▶ INFORMATION SHOWN:
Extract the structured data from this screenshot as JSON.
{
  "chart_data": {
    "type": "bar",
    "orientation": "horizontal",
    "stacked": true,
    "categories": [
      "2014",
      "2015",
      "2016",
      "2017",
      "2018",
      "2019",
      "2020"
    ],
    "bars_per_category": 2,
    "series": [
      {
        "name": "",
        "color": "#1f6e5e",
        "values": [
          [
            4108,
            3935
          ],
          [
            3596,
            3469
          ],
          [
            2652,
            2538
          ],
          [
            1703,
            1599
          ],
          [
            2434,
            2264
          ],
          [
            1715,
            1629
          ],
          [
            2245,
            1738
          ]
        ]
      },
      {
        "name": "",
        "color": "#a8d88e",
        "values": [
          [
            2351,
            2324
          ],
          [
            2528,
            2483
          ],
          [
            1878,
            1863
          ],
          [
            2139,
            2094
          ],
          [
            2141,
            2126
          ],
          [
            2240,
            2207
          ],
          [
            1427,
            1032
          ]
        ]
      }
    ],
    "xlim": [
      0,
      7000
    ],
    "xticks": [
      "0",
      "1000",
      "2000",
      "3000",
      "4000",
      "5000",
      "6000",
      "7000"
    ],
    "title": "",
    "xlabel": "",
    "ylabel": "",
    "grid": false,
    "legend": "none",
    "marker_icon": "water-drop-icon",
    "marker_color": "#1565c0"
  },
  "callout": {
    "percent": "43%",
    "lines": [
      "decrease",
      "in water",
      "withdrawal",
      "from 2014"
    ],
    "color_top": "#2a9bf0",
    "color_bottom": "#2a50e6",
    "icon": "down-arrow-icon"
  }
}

==

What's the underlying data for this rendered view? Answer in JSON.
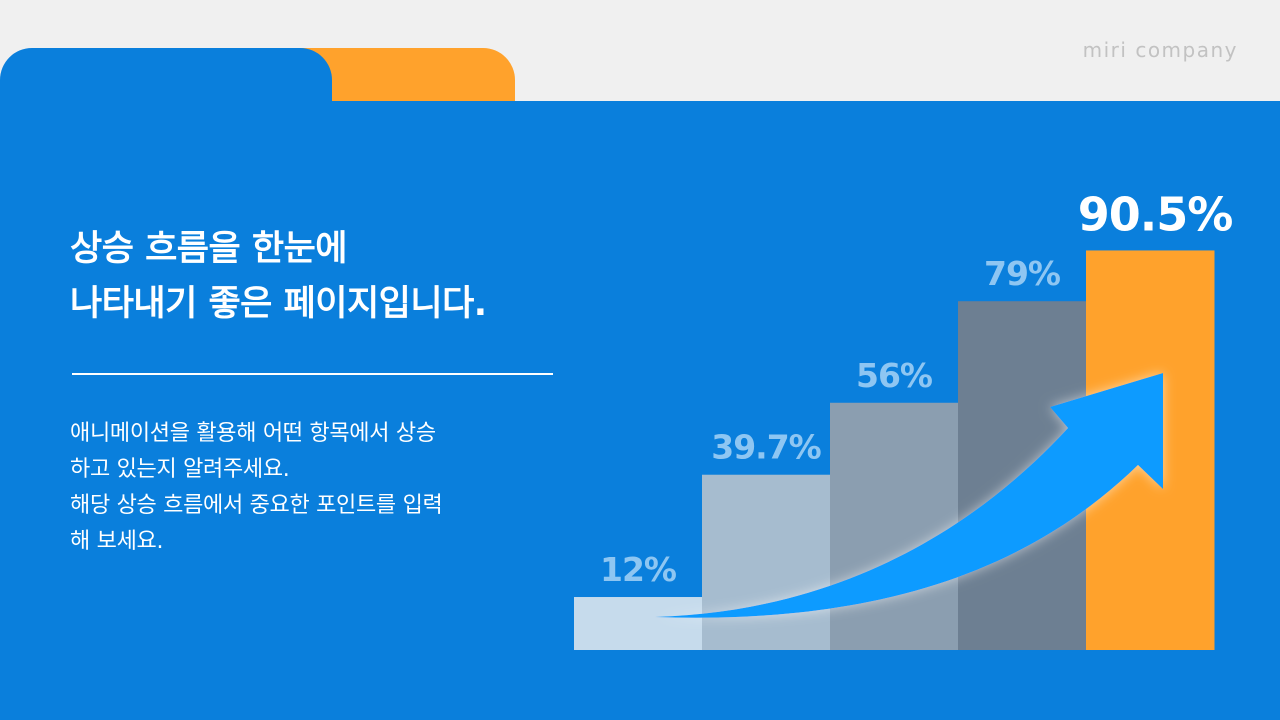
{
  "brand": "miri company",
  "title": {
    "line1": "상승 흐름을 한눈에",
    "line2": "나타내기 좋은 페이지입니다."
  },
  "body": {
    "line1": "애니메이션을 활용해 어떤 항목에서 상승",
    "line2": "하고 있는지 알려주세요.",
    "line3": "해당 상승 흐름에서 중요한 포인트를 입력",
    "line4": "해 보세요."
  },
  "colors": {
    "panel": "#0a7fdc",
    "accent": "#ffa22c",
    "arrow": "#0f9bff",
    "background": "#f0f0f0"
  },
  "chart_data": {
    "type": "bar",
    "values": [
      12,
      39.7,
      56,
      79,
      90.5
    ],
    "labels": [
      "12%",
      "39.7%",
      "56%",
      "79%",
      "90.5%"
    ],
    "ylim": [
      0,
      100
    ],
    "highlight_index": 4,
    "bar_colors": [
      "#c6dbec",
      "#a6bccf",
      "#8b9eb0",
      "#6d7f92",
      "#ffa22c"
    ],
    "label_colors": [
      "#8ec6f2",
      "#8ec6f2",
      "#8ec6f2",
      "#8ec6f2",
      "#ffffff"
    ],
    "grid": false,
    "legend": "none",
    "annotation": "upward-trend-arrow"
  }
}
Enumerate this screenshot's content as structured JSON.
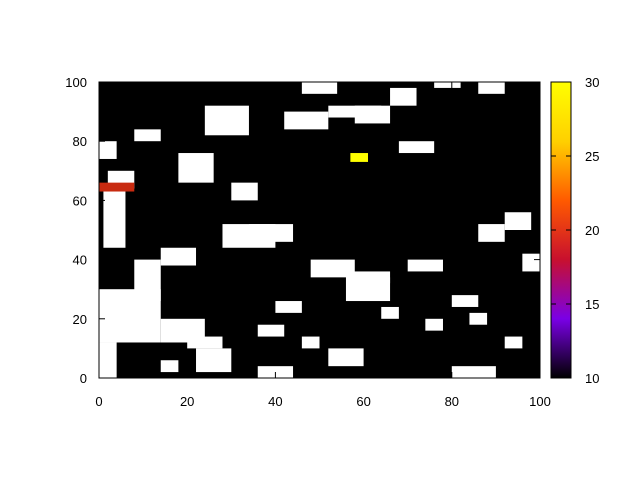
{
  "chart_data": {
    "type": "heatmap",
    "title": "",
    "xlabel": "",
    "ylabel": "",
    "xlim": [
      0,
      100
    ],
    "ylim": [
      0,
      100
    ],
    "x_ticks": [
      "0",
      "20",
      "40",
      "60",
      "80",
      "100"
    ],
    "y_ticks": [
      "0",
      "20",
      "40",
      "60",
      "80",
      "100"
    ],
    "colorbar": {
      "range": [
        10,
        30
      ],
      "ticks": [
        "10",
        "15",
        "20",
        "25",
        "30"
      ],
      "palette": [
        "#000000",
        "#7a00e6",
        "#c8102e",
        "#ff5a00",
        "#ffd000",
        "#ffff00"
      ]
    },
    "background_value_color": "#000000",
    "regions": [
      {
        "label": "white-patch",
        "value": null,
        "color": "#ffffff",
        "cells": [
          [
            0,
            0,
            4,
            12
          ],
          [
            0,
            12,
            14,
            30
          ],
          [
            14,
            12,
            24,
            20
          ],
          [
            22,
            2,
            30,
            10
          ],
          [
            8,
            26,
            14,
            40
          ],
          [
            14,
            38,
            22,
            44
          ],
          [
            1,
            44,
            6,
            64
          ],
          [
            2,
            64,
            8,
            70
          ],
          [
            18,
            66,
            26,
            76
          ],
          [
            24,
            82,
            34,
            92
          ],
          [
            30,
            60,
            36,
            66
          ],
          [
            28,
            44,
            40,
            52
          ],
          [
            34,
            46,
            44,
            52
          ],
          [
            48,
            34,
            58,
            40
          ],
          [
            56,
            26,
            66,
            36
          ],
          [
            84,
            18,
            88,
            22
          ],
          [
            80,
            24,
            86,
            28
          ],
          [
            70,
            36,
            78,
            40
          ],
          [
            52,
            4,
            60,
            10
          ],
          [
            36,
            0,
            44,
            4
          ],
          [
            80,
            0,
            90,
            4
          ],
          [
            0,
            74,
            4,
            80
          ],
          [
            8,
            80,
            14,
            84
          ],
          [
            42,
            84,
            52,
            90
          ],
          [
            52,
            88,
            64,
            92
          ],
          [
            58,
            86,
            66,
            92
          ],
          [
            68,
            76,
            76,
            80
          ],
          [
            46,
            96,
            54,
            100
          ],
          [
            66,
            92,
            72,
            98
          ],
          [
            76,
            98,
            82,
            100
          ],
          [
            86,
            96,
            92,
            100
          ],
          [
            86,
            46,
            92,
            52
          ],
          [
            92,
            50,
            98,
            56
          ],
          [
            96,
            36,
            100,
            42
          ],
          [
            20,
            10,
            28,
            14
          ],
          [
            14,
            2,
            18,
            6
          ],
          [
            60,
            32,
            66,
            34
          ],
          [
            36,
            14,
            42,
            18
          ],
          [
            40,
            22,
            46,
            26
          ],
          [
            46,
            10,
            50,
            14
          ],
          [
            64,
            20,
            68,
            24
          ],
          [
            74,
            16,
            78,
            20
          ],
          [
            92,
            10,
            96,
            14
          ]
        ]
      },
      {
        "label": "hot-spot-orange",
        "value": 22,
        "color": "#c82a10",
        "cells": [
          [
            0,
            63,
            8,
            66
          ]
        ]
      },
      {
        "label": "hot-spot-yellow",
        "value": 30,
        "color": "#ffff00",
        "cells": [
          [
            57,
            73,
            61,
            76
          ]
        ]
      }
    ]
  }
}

---

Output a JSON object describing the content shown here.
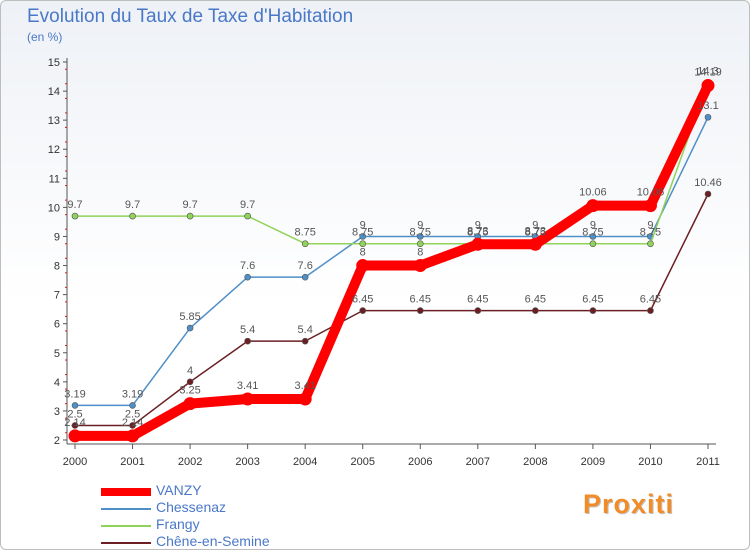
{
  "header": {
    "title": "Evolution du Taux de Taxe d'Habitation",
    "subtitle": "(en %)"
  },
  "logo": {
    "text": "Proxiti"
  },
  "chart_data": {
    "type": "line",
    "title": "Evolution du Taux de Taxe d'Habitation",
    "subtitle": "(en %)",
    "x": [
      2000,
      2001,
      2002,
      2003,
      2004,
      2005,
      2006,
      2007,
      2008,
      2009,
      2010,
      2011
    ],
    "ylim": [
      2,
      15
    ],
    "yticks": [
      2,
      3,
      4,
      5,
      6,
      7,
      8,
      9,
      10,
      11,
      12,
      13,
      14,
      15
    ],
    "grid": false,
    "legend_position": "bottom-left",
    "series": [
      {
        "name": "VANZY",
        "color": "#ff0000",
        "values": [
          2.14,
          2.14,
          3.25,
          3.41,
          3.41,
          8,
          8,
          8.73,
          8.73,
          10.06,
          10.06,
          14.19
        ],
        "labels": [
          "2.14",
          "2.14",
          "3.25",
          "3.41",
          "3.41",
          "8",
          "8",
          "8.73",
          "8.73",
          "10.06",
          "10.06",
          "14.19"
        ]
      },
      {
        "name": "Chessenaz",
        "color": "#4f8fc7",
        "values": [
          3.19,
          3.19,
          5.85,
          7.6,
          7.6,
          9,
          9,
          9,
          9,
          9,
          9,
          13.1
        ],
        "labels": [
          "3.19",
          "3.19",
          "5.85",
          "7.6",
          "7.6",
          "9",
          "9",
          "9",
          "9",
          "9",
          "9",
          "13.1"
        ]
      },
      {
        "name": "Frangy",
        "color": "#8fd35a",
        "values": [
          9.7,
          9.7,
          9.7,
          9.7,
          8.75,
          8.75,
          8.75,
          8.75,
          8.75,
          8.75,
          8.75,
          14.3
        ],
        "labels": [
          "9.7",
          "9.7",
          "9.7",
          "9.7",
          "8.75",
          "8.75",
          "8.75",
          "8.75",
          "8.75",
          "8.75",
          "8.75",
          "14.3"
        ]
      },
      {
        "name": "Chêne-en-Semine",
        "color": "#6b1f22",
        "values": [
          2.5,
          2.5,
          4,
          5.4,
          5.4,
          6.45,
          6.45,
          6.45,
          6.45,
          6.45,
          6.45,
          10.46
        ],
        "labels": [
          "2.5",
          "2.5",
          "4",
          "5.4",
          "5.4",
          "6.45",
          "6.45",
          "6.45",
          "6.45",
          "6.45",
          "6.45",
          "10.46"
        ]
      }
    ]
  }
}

▶ WHAT YOU WILL DO: Select every line in the material above where the string "content" occurs, and copy it.

▶ WRITTEN RESPONSE:
Enumerate this screenshot's content as structured JSON.
Output a JSON object describing the content shown here.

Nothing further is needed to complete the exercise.